Challenge 1: In the tax formula article, what tax rate applies to income above 500 million?
Challenge 2: Check each statement against the tax formula article and answer yes or no, quoting the words that decide it: (a) The Excel formula for the tariff fits on one line. (b) The formula can be written more briefly in Haskell than in Excel. (c) The sample amounts are given in Rupiah.
Challenge 3: Summarize the tax formula article in two sentences.

Selected excerpt:
══════════
Preface

Goal: Progressive Tax Rate Formula in Haskell

I found a good income taxes case to be written in Haskell. Yes it is the progressive tax tariff formula in functional programming.

Following regulation in my country the tarrifs is defined as below:

Progressively

    0 until 50  million:  5%
>  50 until 250 million: 15%
> 250 until 500 million: 25%
> 500 million          : 30%

Cumulative equation in math can be described as below:

Latex Math: Cumulative Tax Equation

Spreadsheet Version

I have wrote an article in my local language, about making progressive tax tariff formula in spreadsheet:

Challenge

I found that the Excel function is very nice. So short that it only takes this one line:

=max( ({5;15;25;30}%*$PPh) - {0;5;30;55}*10^6 )

Can I do this shorter in Haskell ?

Short answer: No!

But I found that Haskell can solve this issue very nicely.

Meanwhile

It is after midnight here, so tired after attending a night class in campus. But I have promise myself to finish this article.


Simple Example

Calculation

With simple calculation using math the tarrif is as below:

  50 million:   2.5 million
 250 million:  32.5 million
 500 million:  95   million
1000 million: 245   million

All in Rupiah currency.

Matplotlib Chart

With matplotlib we can plot above equation to this chart below:

Matplotlib: Cumulative Tax Equation

Actually, this chart above is not very helpful. In order to have better understanding, we need infographic below.
══════════
Element location listings:
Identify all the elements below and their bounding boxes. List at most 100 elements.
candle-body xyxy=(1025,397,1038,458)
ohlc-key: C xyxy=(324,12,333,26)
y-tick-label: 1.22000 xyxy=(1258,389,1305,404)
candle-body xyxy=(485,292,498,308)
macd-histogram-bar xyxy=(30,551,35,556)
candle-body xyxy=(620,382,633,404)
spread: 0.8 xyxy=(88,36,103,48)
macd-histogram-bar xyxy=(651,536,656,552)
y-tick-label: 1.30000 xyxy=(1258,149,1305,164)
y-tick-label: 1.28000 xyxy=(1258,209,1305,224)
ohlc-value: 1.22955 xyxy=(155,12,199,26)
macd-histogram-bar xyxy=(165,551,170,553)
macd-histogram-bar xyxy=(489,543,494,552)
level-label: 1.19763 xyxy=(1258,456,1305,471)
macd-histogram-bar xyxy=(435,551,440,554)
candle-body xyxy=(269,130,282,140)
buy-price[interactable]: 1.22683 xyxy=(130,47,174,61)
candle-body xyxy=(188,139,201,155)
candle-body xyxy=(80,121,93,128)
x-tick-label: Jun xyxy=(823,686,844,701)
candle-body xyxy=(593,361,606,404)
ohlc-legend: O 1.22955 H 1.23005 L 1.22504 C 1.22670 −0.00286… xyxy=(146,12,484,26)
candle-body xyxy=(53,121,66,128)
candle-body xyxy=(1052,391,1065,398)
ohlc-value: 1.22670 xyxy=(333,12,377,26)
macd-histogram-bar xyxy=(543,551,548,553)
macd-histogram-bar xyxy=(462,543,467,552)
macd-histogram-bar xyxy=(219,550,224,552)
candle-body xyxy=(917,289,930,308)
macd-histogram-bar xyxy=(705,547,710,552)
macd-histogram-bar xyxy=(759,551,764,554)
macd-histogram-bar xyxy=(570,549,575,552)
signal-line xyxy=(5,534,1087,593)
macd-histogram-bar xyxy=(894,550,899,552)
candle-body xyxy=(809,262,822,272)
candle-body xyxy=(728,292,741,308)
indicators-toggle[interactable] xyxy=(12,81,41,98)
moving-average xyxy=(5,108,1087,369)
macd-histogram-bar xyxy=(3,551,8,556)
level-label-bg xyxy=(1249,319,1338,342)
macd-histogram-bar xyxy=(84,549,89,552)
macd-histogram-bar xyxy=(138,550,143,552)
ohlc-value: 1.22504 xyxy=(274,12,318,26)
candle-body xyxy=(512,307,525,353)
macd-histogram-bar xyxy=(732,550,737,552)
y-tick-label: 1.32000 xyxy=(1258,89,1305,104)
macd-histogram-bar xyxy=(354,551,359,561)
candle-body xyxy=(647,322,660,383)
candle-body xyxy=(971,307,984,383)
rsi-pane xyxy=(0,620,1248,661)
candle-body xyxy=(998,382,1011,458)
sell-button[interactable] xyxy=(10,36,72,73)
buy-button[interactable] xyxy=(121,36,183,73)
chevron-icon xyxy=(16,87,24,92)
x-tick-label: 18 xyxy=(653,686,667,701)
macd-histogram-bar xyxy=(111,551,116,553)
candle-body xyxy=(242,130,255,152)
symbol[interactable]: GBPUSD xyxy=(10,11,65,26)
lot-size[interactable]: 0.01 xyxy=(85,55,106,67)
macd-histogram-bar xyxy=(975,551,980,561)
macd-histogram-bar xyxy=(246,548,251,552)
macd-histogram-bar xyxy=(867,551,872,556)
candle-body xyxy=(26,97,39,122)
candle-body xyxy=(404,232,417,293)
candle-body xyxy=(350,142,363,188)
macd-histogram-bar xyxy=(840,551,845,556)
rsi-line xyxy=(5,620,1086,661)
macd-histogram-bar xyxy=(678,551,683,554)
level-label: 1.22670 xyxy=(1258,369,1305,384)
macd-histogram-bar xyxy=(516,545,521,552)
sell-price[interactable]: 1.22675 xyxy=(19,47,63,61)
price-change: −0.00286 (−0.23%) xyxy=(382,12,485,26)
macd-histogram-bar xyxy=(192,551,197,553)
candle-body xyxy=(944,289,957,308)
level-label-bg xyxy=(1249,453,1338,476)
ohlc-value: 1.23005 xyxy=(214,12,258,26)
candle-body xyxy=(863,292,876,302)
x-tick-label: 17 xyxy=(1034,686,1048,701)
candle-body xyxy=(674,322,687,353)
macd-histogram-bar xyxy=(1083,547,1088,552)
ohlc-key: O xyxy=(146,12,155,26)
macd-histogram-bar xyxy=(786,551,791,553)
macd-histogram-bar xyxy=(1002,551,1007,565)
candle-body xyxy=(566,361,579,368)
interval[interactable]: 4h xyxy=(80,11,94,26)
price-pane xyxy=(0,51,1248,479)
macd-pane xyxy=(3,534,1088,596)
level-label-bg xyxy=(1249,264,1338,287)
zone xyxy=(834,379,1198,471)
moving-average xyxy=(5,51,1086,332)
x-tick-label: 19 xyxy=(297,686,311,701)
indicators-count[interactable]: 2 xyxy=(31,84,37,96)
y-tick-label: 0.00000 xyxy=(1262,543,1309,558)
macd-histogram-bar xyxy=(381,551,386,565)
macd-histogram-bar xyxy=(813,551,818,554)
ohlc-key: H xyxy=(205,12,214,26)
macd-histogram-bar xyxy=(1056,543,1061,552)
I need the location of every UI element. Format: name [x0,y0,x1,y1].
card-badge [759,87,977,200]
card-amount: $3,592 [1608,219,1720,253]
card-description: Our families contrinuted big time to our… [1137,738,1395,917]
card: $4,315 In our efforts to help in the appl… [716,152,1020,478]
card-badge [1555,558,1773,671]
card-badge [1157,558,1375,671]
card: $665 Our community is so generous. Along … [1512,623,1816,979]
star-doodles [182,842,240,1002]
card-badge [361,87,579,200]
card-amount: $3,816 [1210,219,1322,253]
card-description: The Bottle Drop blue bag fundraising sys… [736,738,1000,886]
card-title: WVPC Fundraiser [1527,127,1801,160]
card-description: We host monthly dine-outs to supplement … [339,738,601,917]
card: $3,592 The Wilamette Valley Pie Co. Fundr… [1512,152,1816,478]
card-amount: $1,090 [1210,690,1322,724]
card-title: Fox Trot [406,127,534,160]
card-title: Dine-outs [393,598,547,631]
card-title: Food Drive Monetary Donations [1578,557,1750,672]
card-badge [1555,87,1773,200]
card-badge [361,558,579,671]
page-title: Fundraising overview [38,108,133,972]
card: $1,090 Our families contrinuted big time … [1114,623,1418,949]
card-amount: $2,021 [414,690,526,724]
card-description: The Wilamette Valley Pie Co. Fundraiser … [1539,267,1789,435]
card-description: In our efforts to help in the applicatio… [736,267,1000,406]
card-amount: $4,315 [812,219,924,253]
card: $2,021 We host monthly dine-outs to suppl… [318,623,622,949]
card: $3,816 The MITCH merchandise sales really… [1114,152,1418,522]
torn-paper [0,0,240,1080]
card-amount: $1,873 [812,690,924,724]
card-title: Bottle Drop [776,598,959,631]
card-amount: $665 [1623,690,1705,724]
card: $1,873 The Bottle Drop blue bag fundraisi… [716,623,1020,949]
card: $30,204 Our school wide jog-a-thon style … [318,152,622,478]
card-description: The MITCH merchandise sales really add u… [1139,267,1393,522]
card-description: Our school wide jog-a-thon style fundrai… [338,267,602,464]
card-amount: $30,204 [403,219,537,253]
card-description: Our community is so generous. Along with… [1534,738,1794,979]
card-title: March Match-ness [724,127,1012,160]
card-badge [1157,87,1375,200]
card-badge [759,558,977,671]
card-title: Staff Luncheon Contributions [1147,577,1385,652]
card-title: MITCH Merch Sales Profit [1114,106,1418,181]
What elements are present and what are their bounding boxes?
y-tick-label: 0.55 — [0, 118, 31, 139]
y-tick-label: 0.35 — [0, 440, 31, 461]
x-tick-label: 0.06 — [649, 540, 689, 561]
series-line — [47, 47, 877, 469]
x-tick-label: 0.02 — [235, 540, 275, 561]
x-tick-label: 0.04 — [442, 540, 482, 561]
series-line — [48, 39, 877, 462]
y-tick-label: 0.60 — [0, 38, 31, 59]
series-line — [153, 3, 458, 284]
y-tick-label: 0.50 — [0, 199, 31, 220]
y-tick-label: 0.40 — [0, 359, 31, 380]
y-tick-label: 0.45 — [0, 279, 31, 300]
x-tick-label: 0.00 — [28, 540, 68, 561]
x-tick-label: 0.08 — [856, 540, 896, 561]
══════════
Worked solution 1: 30%

Worked solution 2:
(a) Yes: "So short that it only takes this one line"
(b) No: "Short answer: No!"
(c) Yes: "All in Rupiah currency."

Worked solution 3: The tax formula article lays out a progressive income tax tariff with rates of 5%, 15%, 25% and 30% across bands up to and above 500 million, and shows a one-line Excel formula that computes it. Haskell cannot do it shorter but can solve it very nicely, and the article lists sample tax amounts in Rupiah along with a matplotlib chart it calls not very helpful.